▶ **Directive**
Filter this data down to the lines that hold "setup", and copy them.
○ ○ ○ ○ ○
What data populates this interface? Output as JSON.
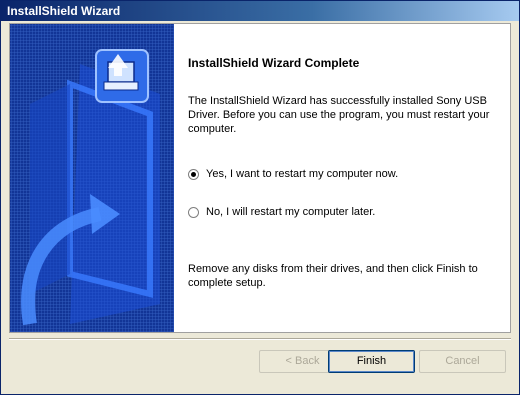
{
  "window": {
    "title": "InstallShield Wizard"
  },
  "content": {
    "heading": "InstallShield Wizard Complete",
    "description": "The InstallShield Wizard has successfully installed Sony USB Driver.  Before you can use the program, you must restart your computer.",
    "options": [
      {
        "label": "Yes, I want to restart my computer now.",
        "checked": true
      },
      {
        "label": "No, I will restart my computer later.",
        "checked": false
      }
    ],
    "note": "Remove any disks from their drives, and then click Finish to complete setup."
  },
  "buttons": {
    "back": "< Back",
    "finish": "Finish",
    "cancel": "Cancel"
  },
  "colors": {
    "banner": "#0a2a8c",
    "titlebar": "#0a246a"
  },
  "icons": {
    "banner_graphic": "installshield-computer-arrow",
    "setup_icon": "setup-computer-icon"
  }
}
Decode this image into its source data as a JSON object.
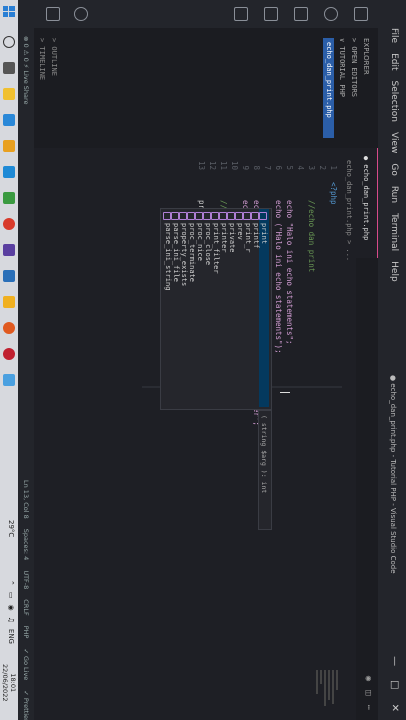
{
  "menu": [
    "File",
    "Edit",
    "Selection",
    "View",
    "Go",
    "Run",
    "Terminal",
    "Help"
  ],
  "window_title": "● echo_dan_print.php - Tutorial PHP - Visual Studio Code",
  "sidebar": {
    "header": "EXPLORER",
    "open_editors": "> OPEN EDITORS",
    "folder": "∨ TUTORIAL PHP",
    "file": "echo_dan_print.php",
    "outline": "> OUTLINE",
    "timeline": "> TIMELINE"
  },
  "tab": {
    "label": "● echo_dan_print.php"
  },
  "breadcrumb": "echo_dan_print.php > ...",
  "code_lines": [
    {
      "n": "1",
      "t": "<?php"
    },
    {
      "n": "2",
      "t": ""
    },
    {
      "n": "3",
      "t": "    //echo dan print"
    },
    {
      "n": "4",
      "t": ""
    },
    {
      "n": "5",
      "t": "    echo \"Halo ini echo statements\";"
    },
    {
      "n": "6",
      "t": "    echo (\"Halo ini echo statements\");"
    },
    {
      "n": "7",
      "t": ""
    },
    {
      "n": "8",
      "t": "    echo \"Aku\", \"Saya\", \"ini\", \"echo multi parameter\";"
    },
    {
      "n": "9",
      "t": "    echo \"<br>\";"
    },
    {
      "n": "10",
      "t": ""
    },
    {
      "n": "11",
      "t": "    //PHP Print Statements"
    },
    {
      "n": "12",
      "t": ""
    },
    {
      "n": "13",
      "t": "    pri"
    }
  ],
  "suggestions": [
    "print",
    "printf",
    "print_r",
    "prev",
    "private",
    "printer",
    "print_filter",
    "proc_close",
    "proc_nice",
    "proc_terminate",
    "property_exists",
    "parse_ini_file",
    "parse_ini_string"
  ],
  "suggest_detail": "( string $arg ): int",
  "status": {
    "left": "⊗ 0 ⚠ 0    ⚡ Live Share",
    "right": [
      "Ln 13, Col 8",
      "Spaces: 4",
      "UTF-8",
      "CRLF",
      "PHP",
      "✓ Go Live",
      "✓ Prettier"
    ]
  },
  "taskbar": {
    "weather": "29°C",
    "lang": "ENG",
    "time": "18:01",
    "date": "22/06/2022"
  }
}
○ ○ ○ ○ ○
▶ **Exercise answer**
    "note": "Remove any disks from their drives, and then click Finish to complete setup."
    "setup_icon": "setup-computer-icon"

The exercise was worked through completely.